--- BEGIN DATA TO USE ---
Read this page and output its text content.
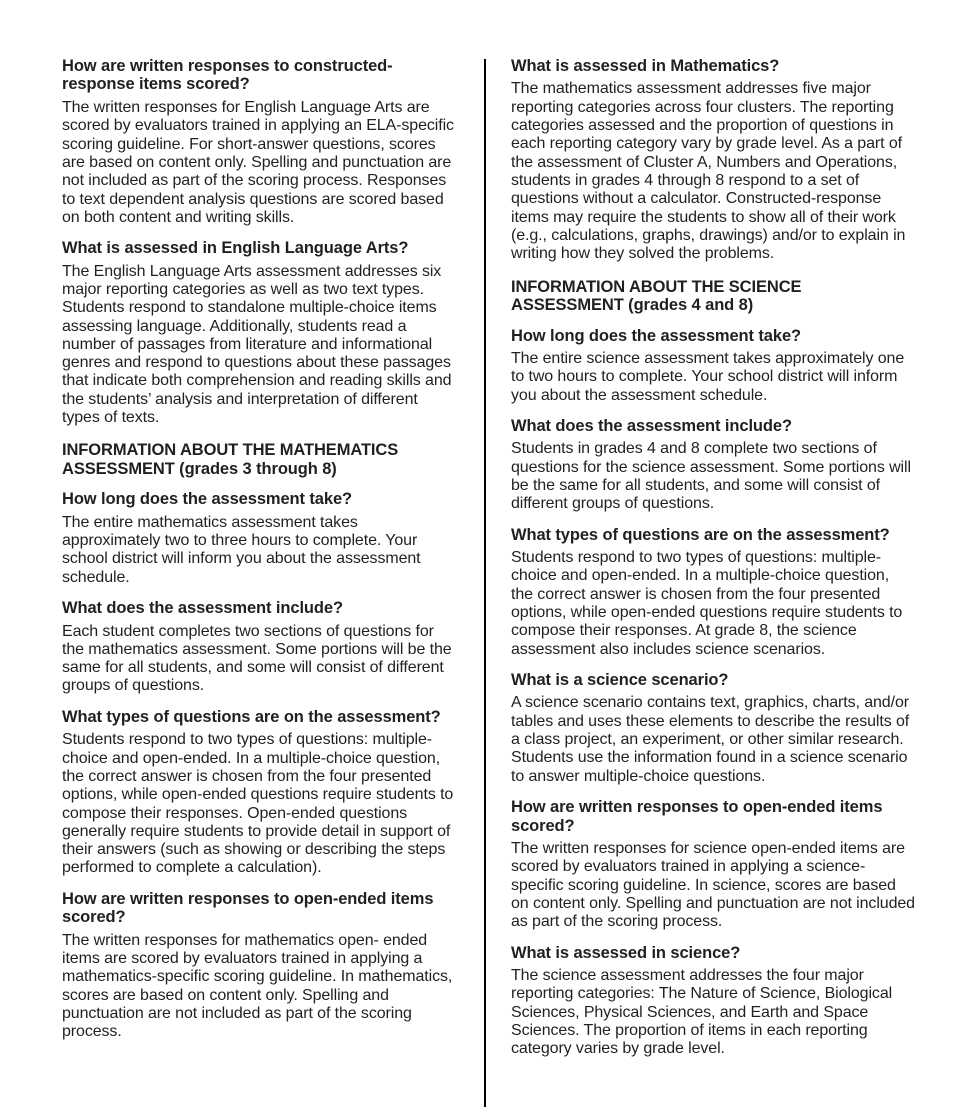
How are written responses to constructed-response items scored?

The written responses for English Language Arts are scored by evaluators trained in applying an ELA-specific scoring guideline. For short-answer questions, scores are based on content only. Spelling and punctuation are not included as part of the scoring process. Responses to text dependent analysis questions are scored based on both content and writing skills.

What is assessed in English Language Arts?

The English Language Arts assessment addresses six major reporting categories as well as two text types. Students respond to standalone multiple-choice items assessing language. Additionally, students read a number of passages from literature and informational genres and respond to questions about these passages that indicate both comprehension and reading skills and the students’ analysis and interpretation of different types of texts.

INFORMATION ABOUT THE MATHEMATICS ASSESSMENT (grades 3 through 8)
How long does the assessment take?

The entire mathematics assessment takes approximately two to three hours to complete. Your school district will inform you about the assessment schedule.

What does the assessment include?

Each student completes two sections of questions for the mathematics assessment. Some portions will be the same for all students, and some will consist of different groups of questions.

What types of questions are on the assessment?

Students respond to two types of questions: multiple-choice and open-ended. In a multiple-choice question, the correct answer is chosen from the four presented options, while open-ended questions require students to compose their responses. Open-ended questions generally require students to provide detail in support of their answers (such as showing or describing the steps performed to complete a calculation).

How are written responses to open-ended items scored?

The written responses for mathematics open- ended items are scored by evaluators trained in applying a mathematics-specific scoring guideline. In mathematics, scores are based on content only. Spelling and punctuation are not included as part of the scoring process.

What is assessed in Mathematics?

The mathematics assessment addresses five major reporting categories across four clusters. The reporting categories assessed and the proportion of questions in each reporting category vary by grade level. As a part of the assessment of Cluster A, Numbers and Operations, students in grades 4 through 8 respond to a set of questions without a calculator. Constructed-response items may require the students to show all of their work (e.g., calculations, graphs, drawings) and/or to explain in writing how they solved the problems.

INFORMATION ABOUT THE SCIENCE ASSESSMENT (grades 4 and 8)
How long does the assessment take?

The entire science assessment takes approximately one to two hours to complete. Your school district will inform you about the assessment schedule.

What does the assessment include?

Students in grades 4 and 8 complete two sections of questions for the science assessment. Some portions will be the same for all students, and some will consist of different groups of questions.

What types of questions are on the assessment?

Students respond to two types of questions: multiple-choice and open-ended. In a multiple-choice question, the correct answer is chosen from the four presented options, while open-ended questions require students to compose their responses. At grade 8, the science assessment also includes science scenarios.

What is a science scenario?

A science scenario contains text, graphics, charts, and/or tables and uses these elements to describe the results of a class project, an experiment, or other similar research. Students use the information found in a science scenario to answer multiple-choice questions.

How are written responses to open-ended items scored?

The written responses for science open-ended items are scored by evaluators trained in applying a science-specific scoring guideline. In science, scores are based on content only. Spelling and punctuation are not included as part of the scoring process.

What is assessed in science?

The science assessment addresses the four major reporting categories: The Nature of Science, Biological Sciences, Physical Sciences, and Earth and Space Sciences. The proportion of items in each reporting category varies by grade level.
--- END DATA TO USE ---
* [WORK TO DO]:
Locate and copy each line in the data above that includes the word "district".

* [ANSWER TO THIS EXERCISE]:
The entire mathematics assessment takes approximately two to three hours to complete. Your school district will inform you about the assessment schedule.
The entire science assessment takes approximately one to two hours to complete. Your school district will inform you about the assessment schedule.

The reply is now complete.